* begin Entries supplied *
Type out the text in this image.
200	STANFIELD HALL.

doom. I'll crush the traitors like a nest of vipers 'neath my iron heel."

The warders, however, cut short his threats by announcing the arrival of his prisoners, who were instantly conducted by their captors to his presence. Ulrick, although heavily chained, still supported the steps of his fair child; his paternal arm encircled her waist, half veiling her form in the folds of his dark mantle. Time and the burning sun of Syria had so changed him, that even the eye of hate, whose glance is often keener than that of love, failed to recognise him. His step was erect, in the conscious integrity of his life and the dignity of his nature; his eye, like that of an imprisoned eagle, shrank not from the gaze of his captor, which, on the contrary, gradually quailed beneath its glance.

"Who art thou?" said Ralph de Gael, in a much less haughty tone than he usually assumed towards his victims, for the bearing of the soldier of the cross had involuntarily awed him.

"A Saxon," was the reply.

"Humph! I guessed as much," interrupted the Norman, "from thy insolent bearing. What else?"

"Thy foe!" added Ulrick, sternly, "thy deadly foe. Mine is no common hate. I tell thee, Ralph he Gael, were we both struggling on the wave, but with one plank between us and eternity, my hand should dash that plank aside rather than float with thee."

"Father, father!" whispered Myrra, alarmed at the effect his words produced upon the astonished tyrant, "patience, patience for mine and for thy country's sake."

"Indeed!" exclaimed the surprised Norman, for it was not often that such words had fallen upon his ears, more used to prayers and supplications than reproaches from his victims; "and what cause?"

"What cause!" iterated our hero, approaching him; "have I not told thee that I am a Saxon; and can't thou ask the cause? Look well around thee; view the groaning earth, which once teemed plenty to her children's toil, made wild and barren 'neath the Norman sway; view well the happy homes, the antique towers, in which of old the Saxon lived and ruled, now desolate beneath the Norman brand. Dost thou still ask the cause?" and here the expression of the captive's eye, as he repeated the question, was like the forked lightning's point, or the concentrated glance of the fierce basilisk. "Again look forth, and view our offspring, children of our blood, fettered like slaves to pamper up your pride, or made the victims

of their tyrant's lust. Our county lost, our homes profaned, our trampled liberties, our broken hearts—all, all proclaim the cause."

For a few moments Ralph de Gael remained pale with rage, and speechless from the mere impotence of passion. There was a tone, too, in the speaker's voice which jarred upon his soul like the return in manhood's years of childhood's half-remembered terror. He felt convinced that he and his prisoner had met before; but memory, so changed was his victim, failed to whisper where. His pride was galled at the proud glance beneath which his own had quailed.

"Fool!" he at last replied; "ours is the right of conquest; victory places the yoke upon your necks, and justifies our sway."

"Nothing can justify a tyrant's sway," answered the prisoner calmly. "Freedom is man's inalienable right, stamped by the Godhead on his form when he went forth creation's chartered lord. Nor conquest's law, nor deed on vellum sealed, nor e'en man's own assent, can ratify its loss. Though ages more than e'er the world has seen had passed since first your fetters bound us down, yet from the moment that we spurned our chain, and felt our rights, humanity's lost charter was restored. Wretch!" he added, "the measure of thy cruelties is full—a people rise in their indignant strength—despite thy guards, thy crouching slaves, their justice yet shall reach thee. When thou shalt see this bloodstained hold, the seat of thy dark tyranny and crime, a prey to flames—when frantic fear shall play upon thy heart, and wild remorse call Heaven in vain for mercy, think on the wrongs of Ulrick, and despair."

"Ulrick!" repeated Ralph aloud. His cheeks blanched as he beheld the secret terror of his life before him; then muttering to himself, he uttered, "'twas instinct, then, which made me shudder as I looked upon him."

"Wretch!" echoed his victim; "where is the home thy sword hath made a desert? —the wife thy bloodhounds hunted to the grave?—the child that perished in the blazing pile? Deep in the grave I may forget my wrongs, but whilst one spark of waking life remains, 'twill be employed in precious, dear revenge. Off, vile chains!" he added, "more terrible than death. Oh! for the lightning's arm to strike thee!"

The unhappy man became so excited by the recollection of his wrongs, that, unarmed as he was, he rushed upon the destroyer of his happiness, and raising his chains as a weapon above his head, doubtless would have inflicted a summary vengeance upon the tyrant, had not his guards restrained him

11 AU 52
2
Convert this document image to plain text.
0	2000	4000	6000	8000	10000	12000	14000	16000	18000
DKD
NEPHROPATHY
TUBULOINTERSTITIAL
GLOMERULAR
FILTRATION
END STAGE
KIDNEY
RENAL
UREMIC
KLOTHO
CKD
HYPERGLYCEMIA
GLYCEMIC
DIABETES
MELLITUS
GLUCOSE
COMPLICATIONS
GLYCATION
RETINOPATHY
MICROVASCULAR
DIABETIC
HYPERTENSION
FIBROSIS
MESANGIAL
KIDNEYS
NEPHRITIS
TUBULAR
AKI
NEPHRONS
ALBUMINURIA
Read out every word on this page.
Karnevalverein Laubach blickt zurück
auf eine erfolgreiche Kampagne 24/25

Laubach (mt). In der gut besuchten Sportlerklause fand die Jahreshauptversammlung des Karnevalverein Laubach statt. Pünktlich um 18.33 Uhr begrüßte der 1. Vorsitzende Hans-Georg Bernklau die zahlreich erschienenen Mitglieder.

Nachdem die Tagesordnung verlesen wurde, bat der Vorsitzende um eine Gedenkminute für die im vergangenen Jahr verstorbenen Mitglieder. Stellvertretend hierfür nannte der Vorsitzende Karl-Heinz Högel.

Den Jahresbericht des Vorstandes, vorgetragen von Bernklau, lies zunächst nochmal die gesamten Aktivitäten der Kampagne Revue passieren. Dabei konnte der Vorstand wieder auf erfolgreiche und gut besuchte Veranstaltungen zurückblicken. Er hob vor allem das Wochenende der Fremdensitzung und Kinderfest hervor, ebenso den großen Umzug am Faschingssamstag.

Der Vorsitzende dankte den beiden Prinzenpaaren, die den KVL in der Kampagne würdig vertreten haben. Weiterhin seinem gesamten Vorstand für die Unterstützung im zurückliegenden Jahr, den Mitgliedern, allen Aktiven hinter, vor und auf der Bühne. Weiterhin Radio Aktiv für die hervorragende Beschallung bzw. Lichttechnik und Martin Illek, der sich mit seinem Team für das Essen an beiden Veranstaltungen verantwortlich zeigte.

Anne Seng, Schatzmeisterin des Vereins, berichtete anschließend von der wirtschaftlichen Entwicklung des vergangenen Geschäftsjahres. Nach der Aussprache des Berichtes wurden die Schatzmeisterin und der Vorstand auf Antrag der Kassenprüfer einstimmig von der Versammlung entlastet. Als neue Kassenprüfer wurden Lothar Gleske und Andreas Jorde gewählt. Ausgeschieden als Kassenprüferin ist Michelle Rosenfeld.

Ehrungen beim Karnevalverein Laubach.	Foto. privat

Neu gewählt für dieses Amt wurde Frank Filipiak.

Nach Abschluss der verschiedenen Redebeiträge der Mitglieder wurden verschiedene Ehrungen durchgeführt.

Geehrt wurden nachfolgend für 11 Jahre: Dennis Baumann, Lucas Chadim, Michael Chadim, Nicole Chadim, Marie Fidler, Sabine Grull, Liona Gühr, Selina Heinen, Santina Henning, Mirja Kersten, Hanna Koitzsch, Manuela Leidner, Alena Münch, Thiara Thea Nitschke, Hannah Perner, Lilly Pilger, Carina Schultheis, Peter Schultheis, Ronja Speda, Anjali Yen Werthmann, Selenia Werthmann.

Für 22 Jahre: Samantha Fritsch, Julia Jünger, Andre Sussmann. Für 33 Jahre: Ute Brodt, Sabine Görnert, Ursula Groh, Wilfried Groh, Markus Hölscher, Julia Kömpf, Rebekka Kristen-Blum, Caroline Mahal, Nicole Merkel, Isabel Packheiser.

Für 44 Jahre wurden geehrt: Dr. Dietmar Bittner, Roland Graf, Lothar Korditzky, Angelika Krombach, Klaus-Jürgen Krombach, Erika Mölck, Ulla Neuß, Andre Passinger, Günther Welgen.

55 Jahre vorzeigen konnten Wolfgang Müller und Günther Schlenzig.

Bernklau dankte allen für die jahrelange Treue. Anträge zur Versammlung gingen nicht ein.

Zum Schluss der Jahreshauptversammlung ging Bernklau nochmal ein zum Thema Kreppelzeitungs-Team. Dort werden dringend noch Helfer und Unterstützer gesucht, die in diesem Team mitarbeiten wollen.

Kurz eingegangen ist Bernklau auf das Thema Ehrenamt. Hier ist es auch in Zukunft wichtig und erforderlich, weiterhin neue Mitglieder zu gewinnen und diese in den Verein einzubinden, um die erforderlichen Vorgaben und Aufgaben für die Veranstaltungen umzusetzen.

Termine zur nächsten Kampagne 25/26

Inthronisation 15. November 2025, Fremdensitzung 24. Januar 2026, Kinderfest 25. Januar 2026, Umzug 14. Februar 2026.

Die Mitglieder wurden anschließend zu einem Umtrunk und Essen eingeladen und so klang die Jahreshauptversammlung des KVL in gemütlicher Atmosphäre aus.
* end Entries supplied *
- _Short task_: In the material above, tally every line with the string "nochmal" in it, then give that number alone.

- _Solution to the problem_: 2